* **PAGE TEXT**
## Begin
This is an archive of the discontinued LLVM Phabricator instance.

[clang][CodeGen] Add noundef metadata to load instructions (preliminary 1 or 5)
Needs ReviewPublic

Authored by jmciver on Sep 21 2022, 10:41 PM.

Details

Summary

This patch adds noundef metadata to scalar load instructions and is intended to gain implementation feedback before proceeding to adding noundef to other load types.

The intent is to apply noundef to scalar load instructions that are not of type:

  • char (if the target system maps to unsigned char)
  • unsigned char
  • std::byte

These types are excluded because of their different indeterminate value semantics (I think this is correct, but need to ask someone).

Feedback is greatly appreciated.
## End
* **SHORT PROBLEM 1**
Repeat the lines of the records exactly, starting at the first line and ending at the line that contains "page-separator: , <box>686 209 695 226</box>".

* **DATA PROVIDED**
## Begin
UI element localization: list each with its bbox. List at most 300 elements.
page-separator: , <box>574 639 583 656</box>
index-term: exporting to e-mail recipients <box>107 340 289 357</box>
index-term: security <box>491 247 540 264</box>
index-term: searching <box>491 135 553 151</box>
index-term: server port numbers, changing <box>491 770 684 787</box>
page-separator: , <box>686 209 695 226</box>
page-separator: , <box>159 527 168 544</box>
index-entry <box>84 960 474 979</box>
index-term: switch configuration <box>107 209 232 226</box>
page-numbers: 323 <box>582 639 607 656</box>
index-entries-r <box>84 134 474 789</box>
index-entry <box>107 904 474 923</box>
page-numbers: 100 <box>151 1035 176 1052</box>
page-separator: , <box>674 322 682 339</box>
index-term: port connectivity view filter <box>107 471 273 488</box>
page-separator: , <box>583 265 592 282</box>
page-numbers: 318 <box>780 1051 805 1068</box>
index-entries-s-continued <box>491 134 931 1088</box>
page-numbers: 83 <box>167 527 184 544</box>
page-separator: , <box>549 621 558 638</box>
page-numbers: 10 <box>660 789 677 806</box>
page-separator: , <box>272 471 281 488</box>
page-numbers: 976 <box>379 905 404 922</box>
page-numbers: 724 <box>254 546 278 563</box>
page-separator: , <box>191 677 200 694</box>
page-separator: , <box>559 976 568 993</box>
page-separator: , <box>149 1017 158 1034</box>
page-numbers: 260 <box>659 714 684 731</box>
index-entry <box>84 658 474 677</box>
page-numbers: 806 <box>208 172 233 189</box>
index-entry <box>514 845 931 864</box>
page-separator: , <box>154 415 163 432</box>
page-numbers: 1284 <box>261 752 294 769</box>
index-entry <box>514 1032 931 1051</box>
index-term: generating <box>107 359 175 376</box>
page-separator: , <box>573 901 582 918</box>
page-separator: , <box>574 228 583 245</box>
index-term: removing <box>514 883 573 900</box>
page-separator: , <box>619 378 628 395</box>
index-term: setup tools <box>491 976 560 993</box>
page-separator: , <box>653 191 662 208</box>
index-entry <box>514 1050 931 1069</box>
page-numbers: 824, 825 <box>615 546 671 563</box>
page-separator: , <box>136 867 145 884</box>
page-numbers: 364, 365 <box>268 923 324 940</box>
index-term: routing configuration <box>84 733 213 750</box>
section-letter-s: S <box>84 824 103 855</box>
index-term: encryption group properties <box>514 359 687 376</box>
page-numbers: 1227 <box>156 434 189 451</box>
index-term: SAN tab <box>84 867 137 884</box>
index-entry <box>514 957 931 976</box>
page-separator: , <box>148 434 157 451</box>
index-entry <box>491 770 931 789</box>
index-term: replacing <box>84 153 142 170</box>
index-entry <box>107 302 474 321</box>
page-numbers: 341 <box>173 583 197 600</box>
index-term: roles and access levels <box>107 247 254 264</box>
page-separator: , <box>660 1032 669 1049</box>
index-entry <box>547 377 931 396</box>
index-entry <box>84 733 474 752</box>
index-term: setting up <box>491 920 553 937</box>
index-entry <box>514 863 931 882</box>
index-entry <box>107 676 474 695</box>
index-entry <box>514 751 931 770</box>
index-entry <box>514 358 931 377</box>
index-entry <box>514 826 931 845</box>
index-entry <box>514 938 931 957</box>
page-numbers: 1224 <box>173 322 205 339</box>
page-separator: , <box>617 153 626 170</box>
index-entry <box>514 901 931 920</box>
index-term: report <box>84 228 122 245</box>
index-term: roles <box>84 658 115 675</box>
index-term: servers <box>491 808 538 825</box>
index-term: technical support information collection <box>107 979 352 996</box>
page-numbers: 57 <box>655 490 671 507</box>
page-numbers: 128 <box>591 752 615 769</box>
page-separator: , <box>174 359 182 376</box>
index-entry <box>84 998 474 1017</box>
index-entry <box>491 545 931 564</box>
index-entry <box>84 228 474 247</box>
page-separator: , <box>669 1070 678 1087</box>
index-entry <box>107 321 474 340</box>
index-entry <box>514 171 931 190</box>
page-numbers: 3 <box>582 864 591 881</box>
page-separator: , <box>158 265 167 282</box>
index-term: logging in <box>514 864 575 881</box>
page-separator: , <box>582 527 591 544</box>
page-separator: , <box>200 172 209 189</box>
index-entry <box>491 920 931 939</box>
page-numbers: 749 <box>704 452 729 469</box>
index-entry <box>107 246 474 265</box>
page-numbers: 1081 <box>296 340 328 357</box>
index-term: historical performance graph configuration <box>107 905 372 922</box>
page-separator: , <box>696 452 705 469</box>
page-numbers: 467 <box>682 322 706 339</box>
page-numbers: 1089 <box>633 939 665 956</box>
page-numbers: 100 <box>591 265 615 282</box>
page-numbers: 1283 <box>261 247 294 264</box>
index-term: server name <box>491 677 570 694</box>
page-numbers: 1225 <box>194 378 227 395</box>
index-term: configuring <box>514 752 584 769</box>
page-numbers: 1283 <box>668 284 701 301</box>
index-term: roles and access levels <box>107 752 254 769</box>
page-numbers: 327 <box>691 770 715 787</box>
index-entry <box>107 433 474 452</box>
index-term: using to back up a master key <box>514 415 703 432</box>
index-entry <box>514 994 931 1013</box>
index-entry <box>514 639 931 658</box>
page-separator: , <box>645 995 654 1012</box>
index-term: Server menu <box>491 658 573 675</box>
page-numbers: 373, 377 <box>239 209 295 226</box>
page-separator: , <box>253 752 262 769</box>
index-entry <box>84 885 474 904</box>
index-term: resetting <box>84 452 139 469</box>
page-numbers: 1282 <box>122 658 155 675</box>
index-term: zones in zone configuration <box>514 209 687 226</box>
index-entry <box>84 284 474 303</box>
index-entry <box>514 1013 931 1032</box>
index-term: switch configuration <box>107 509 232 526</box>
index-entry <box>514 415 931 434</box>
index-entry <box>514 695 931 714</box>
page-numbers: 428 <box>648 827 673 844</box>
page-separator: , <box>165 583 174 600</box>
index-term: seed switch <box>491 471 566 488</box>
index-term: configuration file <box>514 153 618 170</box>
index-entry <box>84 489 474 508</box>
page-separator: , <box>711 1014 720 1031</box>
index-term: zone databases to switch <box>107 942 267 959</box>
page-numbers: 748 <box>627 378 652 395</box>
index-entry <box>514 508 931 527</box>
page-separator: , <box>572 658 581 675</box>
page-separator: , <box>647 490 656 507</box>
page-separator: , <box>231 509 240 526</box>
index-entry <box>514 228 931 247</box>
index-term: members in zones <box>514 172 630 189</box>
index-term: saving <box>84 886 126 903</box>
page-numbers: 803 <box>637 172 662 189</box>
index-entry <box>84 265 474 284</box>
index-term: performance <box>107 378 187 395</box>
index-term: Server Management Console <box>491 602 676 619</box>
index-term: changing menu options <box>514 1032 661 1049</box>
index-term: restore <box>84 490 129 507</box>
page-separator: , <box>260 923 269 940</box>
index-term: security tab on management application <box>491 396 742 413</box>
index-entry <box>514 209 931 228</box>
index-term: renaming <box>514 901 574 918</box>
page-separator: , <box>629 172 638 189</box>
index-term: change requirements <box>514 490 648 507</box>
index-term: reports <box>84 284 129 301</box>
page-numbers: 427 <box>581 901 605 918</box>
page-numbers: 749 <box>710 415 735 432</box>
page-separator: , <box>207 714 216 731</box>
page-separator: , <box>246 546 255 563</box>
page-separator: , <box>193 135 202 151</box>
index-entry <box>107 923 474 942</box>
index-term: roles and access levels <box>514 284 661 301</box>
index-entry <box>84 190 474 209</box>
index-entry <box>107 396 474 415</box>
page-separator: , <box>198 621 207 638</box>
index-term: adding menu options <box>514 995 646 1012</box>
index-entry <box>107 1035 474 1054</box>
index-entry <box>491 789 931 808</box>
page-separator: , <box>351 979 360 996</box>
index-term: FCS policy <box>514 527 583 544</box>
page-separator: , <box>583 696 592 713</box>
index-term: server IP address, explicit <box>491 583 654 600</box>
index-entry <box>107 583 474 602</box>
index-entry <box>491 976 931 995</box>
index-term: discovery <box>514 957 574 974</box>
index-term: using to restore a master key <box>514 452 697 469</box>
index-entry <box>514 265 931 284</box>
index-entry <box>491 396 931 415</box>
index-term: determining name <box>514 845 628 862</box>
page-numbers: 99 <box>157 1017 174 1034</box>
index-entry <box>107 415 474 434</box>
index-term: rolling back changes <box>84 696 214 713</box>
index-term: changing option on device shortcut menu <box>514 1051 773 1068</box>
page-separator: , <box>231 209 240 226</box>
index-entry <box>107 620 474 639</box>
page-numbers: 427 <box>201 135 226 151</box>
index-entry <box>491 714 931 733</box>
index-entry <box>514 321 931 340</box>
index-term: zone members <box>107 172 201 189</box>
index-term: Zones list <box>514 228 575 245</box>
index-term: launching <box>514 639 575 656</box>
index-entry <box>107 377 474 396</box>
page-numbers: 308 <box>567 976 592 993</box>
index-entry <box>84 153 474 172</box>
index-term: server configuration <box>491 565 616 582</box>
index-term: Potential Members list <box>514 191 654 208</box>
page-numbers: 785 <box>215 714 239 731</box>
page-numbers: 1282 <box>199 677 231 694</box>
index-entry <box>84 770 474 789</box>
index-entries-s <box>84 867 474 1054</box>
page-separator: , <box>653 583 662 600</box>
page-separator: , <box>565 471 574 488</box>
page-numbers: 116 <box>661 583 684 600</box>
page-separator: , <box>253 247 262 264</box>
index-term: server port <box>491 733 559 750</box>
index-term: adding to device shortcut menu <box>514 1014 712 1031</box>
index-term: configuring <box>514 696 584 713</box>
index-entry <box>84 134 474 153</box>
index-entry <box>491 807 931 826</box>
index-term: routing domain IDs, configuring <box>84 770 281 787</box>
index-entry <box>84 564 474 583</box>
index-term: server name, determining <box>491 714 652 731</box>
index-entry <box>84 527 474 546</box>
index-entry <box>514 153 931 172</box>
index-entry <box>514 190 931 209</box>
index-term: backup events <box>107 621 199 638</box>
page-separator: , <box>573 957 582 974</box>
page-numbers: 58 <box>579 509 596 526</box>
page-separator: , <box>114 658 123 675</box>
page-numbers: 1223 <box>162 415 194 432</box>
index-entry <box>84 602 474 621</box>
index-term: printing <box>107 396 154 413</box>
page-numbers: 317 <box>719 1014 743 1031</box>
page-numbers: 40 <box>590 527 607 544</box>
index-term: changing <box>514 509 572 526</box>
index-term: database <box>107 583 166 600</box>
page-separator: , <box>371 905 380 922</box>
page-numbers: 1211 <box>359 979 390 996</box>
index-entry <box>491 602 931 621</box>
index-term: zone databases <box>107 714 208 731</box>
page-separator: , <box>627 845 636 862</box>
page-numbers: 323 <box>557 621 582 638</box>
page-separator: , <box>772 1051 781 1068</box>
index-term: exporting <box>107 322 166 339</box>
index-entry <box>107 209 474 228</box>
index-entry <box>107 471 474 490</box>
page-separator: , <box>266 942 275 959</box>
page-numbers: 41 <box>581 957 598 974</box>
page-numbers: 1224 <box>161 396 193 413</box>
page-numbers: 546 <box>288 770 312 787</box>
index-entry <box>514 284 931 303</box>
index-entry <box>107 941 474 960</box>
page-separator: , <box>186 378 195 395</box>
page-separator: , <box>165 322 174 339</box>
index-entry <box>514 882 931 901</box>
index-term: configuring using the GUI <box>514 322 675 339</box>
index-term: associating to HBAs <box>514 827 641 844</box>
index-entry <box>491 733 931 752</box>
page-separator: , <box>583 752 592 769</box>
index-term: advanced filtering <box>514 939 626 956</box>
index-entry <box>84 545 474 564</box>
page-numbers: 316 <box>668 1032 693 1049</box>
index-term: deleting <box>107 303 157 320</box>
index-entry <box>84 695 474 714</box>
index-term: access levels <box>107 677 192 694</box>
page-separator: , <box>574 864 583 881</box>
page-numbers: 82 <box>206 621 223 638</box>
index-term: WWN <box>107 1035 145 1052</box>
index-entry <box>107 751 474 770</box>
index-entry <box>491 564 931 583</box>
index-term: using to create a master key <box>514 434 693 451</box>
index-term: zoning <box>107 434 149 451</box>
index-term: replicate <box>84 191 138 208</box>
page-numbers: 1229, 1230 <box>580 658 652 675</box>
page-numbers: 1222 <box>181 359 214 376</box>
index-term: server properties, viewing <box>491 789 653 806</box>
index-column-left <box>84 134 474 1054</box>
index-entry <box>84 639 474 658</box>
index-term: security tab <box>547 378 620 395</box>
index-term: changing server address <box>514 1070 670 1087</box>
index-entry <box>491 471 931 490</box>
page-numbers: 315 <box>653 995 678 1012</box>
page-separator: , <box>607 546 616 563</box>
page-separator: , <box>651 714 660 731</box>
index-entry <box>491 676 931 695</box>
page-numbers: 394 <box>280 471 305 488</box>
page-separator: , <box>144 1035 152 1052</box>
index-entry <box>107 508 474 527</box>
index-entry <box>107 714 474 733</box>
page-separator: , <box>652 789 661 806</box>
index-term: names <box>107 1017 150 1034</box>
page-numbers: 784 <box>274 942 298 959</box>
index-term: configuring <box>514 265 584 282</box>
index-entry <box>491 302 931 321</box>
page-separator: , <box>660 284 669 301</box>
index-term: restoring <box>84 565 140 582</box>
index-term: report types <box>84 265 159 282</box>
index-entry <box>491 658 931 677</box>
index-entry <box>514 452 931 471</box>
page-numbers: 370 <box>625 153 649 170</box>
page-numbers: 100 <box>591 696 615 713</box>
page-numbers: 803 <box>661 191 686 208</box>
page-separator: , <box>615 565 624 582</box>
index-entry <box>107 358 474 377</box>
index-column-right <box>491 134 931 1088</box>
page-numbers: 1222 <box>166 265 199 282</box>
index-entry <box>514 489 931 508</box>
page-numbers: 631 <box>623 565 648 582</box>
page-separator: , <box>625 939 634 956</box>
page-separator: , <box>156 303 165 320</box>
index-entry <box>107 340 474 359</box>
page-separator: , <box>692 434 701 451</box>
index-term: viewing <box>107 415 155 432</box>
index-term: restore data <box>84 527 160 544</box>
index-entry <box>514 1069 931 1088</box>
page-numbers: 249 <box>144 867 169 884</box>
## End
* **SHORT PROBLEM 2**
In the patch summary, which types are excluded from having noundef applied to their scalar load instructions?

* **COMPLETE RESPONSE 1**
UI element localization: list each with its bbox. List at most 300 elements.
page-separator: , <box>574 639 583 656</box>
index-term: exporting to e-mail recipients <box>107 340 289 357</box>
index-term: security <box>491 247 540 264</box>
index-term: searching <box>491 135 553 151</box>
index-term: server port numbers, changing <box>491 770 684 787</box>
page-separator: , <box>686 209 695 226</box>

* **COMPLETE RESPONSE 2**
char (if the target system maps it to unsigned char), unsigned char, and std::byte.